→ Figure contents as structured data
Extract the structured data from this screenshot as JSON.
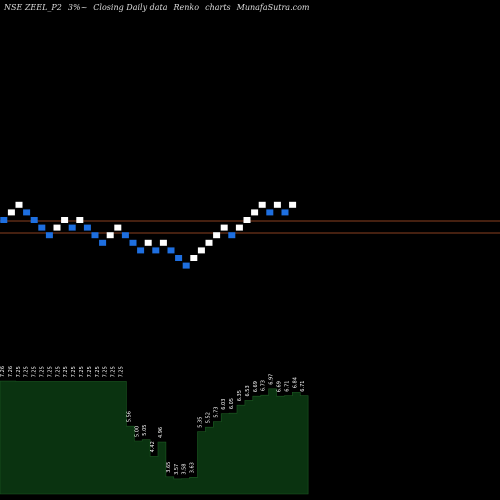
{
  "header": {
    "symbol": "NSE ZEEL_P2",
    "box": "3%~",
    "desc": "Closing Daily data",
    "type": "Renko",
    "charts": "charts",
    "site": "MunafaSutra.com"
  },
  "chart_data": {
    "type": "renko",
    "title": "NSE ZEEL_P2 3%~ Closing Daily data Renko charts MunafaSutra.com",
    "colors": {
      "up": "#ffffff",
      "down": "#1e6fe0",
      "volume": "#0a3310",
      "line": "#8a4020",
      "background": "#000000"
    },
    "reference_lines": [
      0,
      1
    ],
    "bricks": [
      "down",
      "up",
      "up",
      "down",
      "down",
      "down",
      "down",
      "up",
      "up",
      "down",
      "up",
      "down",
      "down",
      "down",
      "up",
      "up",
      "down",
      "down",
      "down",
      "up",
      "down",
      "up",
      "down",
      "down",
      "down",
      "up",
      "up",
      "up",
      "up",
      "up",
      "down",
      "up",
      "up",
      "up",
      "up",
      "down",
      "up",
      "down",
      "up"
    ],
    "volume_labels": [
      "7.26",
      "7.26",
      "7.25",
      "7.25",
      "7.25",
      "7.25",
      "7.25",
      "7.25",
      "7.25",
      "7.25",
      "7.25",
      "7.25",
      "7.25",
      "7.25",
      "7.25",
      "7.25",
      "5.56",
      "5.00",
      "5.05",
      "4.42",
      "4.96",
      "3.65",
      "3.57",
      "3.58",
      "3.63",
      "5.35",
      "5.52",
      "5.73",
      "6.03",
      "6.05",
      "6.35",
      "6.53",
      "6.69",
      "6.73",
      "6.97",
      "6.69",
      "6.71",
      "6.84",
      "6.71"
    ]
  }
}
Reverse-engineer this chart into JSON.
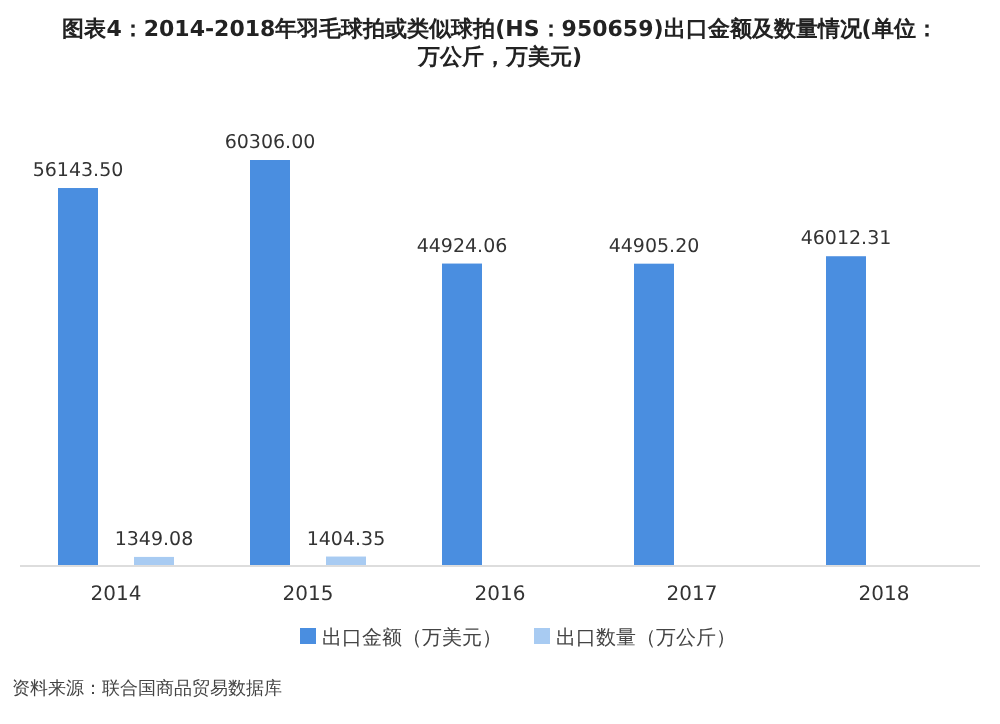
{
  "chart_data": {
    "type": "bar",
    "title": "图表4：2014-2018年羽毛球拍或类似球拍(HS：950659)出口金额及数量情况(单位：万公斤，万美元)",
    "categories": [
      "2014",
      "2015",
      "2016",
      "2017",
      "2018"
    ],
    "series": [
      {
        "name": "出口金额（万美元）",
        "color": "#4a8ee0",
        "values": [
          56143.5,
          60306.0,
          44924.06,
          44905.2,
          46012.31
        ],
        "value_labels": [
          "56143.50",
          "60306.00",
          "44924.06",
          "44905.20",
          "46012.31"
        ]
      },
      {
        "name": "出口数量（万公斤）",
        "color": "#a8cbf2",
        "values": [
          1349.08,
          1404.35,
          null,
          null,
          null
        ],
        "value_labels": [
          "1349.08",
          "1404.35",
          null,
          null,
          null
        ]
      }
    ],
    "legend": "bottom",
    "annotations": [
      "资料来源：联合国商品贸易数据库"
    ]
  }
}
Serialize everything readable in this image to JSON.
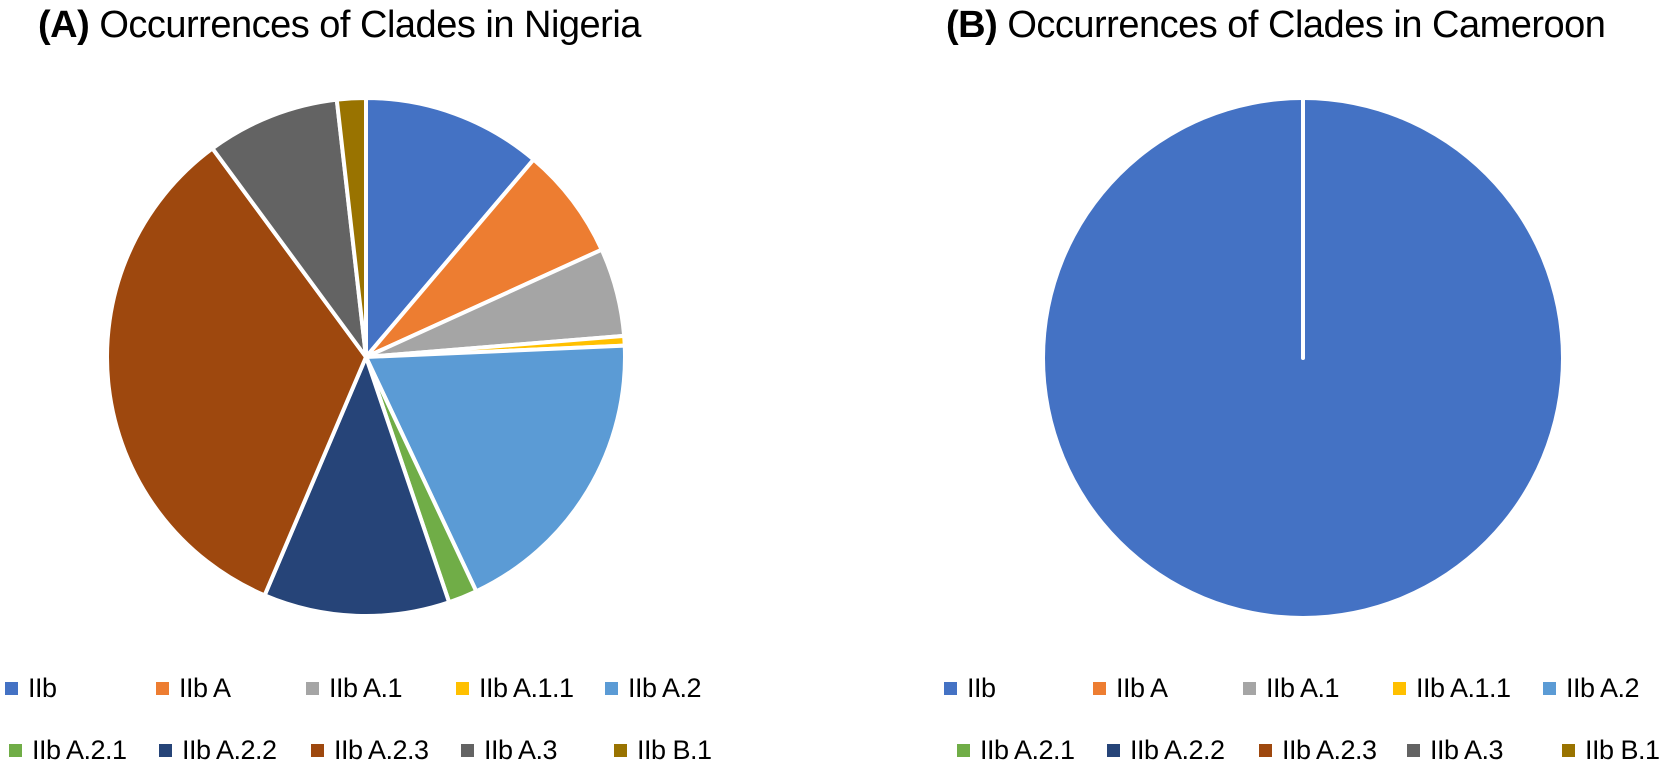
{
  "chart_data": [
    {
      "type": "pie",
      "panel": "(A)",
      "title": "Occurrences of Clades in Nigeria",
      "categories": [
        "IIb",
        "IIb A",
        "IIb A.1",
        "IIb A.1.1",
        "IIb A.2",
        "IIb A.2.1",
        "IIb A.2.2",
        "IIb A.2.3",
        "IIb A.3",
        "IIb B.1"
      ],
      "values": [
        11.2,
        7.0,
        5.5,
        0.6,
        18.7,
        1.8,
        11.6,
        33.5,
        8.3,
        1.8
      ],
      "unit": "percent (estimated from slice angles)",
      "legend_position": "bottom"
    },
    {
      "type": "pie",
      "panel": "(B)",
      "title": "Occurrences of Clades in Cameroon",
      "categories": [
        "IIb",
        "IIb A",
        "IIb A.1",
        "IIb A.1.1",
        "IIb A.2",
        "IIb A.2.1",
        "IIb A.2.2",
        "IIb A.2.3",
        "IIb A.3",
        "IIb B.1"
      ],
      "values": [
        100,
        0,
        0,
        0,
        0,
        0,
        0,
        0,
        0,
        0
      ],
      "unit": "percent",
      "legend_position": "bottom"
    }
  ],
  "colors": [
    "#4472C4",
    "#ED7D31",
    "#A5A5A5",
    "#FFC000",
    "#5B9BD5",
    "#70AD47",
    "#264478",
    "#9E480E",
    "#636363",
    "#997300"
  ],
  "panels": {
    "a": {
      "label": "(A)",
      "title": "Occurrences of Clades in Nigeria"
    },
    "b": {
      "label": "(B)",
      "title": "Occurrences of Clades in Cameroon"
    }
  },
  "legend": [
    "IIb",
    "IIb A",
    "IIb A.1",
    "IIb A.1.1",
    "IIb A.2",
    "IIb A.2.1",
    "IIb A.2.2",
    "IIb A.2.3",
    "IIb A.3",
    "IIb B.1"
  ]
}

→ What you should do
Copy out all of the material exactly as written, without its pictures.

→ Answer to this exercise
Extract the structured data from this screenshot as JSON.
{
  "header": {
    "symbol": "NSE ZEEL_P2",
    "box": "3%~",
    "desc": "Closing Daily data",
    "type": "Renko",
    "charts": "charts",
    "site": "MunafaSutra.com"
  },
  "chart_data": {
    "type": "renko",
    "title": "NSE ZEEL_P2 3%~ Closing Daily data Renko charts MunafaSutra.com",
    "colors": {
      "up": "#ffffff",
      "down": "#1e6fe0",
      "volume": "#0a3310",
      "line": "#8a4020",
      "background": "#000000"
    },
    "reference_lines": [
      0,
      1
    ],
    "bricks": [
      "down",
      "up",
      "up",
      "down",
      "down",
      "down",
      "down",
      "up",
      "up",
      "down",
      "up",
      "down",
      "down",
      "down",
      "up",
      "up",
      "down",
      "down",
      "down",
      "up",
      "down",
      "up",
      "down",
      "down",
      "down",
      "up",
      "up",
      "up",
      "up",
      "up",
      "down",
      "up",
      "up",
      "up",
      "up",
      "down",
      "up",
      "down",
      "up"
    ],
    "volume_labels": [
      "7.26",
      "7.26",
      "7.25",
      "7.25",
      "7.25",
      "7.25",
      "7.25",
      "7.25",
      "7.25",
      "7.25",
      "7.25",
      "7.25",
      "7.25",
      "7.25",
      "7.25",
      "7.25",
      "5.56",
      "5.00",
      "5.05",
      "4.42",
      "4.96",
      "3.65",
      "3.57",
      "3.58",
      "3.63",
      "5.35",
      "5.52",
      "5.73",
      "6.03",
      "6.05",
      "6.35",
      "6.53",
      "6.69",
      "6.73",
      "6.97",
      "6.69",
      "6.71",
      "6.84",
      "6.71"
    ]
  }
}
Reverse-engineer this chart into JSON.
{
  "chart_data": {
    "type": "bar",
    "title": "图表4：2014-2018年羽毛球拍或类似球拍(HS：950659)出口金额及数量情况(单位：万公斤，万美元)",
    "categories": [
      "2014",
      "2015",
      "2016",
      "2017",
      "2018"
    ],
    "series": [
      {
        "name": "出口金额（万美元）",
        "color": "#4a8ee0",
        "values": [
          56143.5,
          60306.0,
          44924.06,
          44905.2,
          46012.31
        ],
        "value_labels": [
          "56143.50",
          "60306.00",
          "44924.06",
          "44905.20",
          "46012.31"
        ]
      },
      {
        "name": "出口数量（万公斤）",
        "color": "#a8cbf2",
        "values": [
          1349.08,
          1404.35,
          null,
          null,
          null
        ],
        "value_labels": [
          "1349.08",
          "1404.35",
          null,
          null,
          null
        ]
      }
    ],
    "legend": "bottom",
    "annotations": [
      "资料来源：联合国商品贸易数据库"
    ]
  }
}
Serialize everything readable in this image to JSON.
{
  "chart_data": [
    {
      "type": "pie",
      "panel": "(A)",
      "title": "Occurrences of Clades in Nigeria",
      "categories": [
        "IIb",
        "IIb A",
        "IIb A.1",
        "IIb A.1.1",
        "IIb A.2",
        "IIb A.2.1",
        "IIb A.2.2",
        "IIb A.2.3",
        "IIb A.3",
        "IIb B.1"
      ],
      "values": [
        11.2,
        7.0,
        5.5,
        0.6,
        18.7,
        1.8,
        11.6,
        33.5,
        8.3,
        1.8
      ],
      "unit": "percent (estimated from slice angles)",
      "legend_position": "bottom"
    },
    {
      "type": "pie",
      "panel": "(B)",
      "title": "Occurrences of Clades in Cameroon",
      "categories": [
        "IIb",
        "IIb A",
        "IIb A.1",
        "IIb A.1.1",
        "IIb A.2",
        "IIb A.2.1",
        "IIb A.2.2",
        "IIb A.2.3",
        "IIb A.3",
        "IIb B.1"
      ],
      "values": [
        100,
        0,
        0,
        0,
        0,
        0,
        0,
        0,
        0,
        0
      ],
      "unit": "percent",
      "legend_position": "bottom"
    }
  ],
  "colors": [
    "#4472C4",
    "#ED7D31",
    "#A5A5A5",
    "#FFC000",
    "#5B9BD5",
    "#70AD47",
    "#264478",
    "#9E480E",
    "#636363",
    "#997300"
  ],
  "panels": {
    "a": {
      "label": "(A)",
      "title": "Occurrences of Clades in Nigeria"
    },
    "b": {
      "label": "(B)",
      "title": "Occurrences of Clades in Cameroon"
    }
  },
  "legend": [
    "IIb",
    "IIb A",
    "IIb A.1",
    "IIb A.1.1",
    "IIb A.2",
    "IIb A.2.1",
    "IIb A.2.2",
    "IIb A.2.3",
    "IIb A.3",
    "IIb B.1"
  ]
}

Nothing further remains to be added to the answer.